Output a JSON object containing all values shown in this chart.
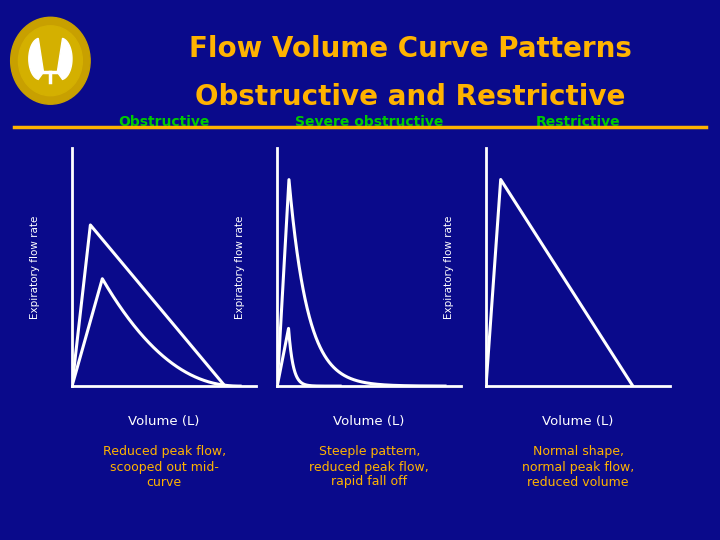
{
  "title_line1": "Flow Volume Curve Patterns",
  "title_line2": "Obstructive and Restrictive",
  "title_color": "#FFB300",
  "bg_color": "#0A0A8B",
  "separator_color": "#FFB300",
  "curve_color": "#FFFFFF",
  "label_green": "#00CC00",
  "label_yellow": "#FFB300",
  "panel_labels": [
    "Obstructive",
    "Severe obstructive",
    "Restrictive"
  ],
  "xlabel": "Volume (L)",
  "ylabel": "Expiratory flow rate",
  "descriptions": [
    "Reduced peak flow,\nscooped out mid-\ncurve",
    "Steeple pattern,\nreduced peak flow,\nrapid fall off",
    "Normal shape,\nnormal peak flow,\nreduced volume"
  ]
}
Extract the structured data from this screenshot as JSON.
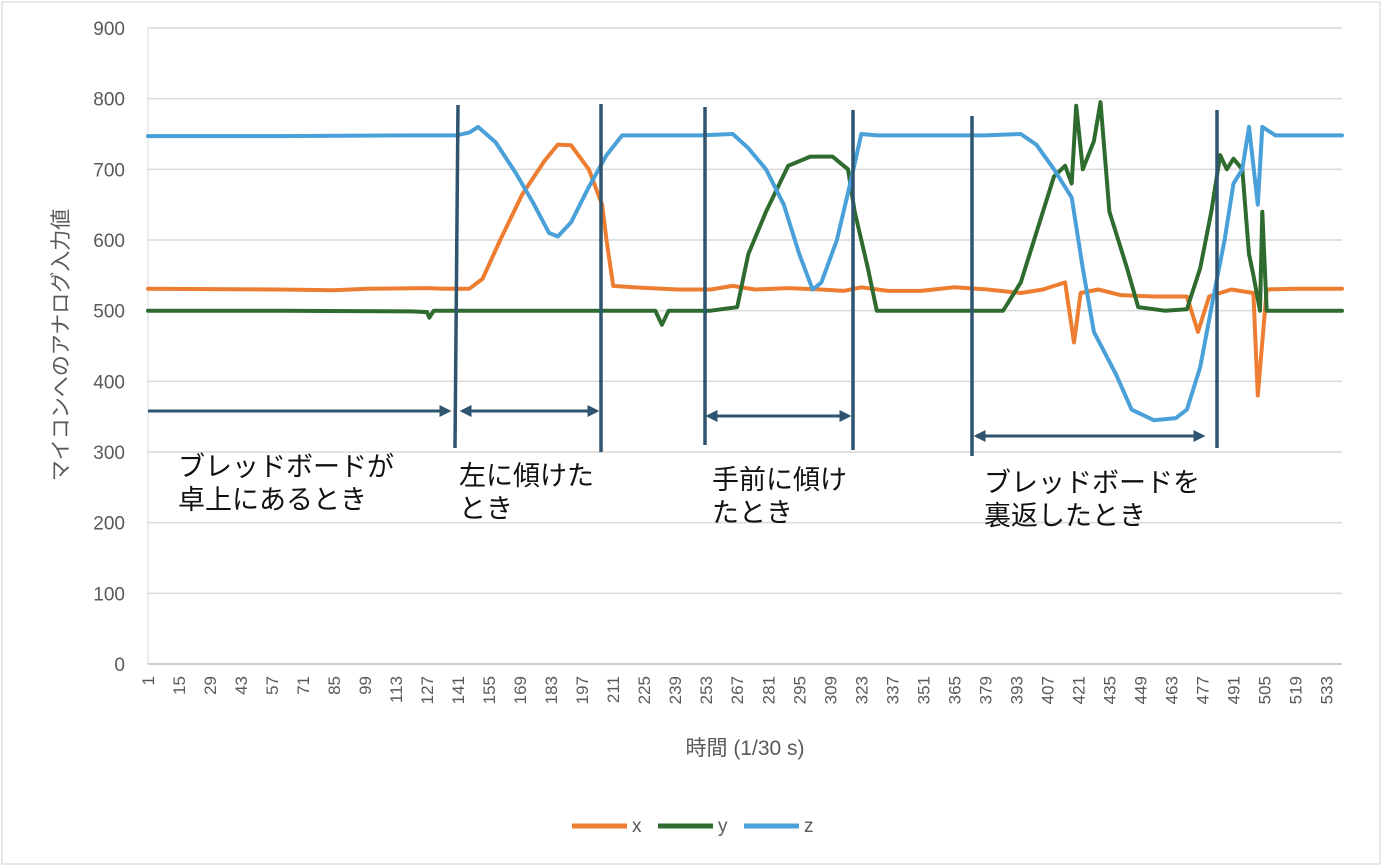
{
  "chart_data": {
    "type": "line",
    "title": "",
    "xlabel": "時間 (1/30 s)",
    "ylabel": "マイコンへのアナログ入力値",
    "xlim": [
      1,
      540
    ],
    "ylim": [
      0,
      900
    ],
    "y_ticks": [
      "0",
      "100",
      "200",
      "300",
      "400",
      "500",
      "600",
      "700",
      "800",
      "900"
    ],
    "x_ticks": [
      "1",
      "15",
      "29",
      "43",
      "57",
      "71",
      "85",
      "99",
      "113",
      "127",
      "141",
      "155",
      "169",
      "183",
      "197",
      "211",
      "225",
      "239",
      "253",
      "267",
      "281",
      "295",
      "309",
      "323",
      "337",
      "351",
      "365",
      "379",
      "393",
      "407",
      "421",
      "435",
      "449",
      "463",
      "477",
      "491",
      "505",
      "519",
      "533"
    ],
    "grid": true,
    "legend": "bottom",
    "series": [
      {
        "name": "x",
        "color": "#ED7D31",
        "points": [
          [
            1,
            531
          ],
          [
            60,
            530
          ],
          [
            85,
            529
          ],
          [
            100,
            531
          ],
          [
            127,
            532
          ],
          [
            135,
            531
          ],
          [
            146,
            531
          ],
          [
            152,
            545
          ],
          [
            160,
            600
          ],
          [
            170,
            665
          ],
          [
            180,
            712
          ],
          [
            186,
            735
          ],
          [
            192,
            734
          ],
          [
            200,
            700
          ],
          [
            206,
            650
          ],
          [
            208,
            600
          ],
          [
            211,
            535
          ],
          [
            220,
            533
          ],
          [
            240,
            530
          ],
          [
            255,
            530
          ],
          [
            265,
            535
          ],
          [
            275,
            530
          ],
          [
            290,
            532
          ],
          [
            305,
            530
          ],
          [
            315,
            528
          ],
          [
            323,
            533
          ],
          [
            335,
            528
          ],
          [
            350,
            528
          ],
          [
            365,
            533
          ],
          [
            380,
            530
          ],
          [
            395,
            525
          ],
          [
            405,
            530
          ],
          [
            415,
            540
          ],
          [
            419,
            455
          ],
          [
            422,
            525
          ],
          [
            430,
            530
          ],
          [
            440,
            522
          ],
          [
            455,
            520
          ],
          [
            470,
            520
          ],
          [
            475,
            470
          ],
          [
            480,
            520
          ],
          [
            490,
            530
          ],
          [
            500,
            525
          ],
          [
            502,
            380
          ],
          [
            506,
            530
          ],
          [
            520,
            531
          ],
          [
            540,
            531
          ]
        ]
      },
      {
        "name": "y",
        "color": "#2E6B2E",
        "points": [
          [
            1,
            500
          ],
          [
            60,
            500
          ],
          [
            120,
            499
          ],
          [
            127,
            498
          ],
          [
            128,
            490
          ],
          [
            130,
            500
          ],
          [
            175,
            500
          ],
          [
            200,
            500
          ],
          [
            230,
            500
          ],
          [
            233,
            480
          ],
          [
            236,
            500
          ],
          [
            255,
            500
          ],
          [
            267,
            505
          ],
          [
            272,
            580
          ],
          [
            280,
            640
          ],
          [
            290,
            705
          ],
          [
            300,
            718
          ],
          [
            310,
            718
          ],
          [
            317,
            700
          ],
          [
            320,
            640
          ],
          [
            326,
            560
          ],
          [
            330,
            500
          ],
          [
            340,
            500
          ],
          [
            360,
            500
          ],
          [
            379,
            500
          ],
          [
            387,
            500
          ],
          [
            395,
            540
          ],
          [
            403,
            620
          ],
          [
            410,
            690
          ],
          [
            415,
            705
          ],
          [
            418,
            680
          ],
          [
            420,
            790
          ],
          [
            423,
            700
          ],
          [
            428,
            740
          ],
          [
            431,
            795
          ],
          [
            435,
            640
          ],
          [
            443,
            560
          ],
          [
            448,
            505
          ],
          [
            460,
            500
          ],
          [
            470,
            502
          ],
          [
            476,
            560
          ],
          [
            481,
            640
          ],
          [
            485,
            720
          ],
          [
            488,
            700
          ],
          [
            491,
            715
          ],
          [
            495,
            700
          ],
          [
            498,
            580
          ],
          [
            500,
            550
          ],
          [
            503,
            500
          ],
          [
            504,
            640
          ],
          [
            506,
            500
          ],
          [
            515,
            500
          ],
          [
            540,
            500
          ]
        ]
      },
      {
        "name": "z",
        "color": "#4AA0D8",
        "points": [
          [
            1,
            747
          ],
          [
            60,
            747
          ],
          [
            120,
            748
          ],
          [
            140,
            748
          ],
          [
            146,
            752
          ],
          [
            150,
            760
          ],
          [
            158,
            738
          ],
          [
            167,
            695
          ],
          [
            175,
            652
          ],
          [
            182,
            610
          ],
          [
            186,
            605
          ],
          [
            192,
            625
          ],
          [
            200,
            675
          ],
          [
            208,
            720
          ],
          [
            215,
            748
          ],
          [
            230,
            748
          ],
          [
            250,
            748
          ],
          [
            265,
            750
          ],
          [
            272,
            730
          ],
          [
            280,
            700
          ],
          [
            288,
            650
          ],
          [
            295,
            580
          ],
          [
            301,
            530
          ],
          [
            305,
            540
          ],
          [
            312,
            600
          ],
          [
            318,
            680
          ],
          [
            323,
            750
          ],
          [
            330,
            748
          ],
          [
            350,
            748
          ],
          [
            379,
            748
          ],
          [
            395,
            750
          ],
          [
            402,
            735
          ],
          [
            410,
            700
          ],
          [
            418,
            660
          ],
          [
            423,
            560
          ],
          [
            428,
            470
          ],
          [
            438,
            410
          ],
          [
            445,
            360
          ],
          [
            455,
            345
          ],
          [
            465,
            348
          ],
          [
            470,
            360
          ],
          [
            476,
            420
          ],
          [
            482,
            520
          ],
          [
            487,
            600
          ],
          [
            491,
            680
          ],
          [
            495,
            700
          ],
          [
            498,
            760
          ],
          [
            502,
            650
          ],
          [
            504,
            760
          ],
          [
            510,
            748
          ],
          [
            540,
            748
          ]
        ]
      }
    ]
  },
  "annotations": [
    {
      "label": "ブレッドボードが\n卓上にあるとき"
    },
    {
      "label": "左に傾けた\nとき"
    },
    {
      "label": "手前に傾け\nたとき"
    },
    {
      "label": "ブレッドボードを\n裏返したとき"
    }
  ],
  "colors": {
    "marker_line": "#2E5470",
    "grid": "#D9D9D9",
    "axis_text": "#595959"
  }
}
* * *
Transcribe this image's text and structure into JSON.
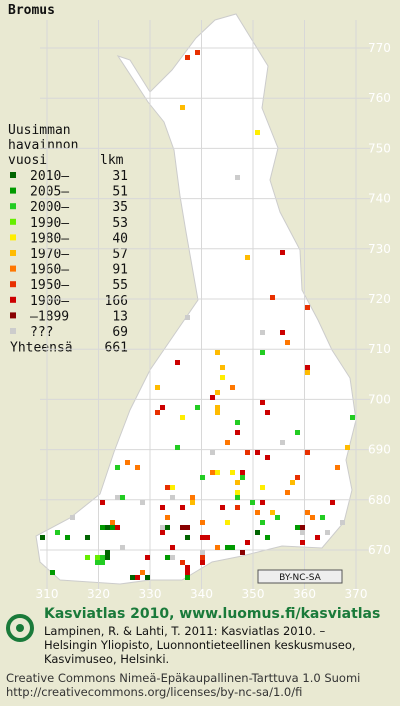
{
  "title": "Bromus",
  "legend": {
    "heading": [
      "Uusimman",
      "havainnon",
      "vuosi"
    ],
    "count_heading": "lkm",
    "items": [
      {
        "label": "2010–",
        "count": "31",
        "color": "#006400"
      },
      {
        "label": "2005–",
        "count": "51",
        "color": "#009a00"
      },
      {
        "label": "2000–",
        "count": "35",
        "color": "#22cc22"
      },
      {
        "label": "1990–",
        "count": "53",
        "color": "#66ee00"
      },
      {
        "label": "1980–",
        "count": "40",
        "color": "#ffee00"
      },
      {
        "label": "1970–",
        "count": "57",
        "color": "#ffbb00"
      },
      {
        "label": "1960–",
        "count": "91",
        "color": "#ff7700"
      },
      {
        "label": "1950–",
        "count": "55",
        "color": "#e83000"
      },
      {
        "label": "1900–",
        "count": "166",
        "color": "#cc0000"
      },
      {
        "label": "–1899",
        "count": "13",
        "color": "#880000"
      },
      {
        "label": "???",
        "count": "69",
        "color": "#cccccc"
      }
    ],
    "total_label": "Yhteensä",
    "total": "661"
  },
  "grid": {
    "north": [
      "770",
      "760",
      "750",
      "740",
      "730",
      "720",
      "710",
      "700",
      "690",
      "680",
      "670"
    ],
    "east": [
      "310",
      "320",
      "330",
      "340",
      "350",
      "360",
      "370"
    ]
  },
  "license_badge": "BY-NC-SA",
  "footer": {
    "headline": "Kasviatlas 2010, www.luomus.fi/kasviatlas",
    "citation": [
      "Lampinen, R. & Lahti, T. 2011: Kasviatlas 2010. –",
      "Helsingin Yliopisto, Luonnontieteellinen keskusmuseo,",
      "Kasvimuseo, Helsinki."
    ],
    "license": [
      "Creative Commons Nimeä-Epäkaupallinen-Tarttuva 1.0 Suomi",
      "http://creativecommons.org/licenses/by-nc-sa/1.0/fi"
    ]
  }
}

- [Challenge]:
Find the word "Restrictive" in the data and copy out each line where it turns up.

- [Expected answer]:
  "title_line2": "Obstructive and Restrictive",
    "Restrictive"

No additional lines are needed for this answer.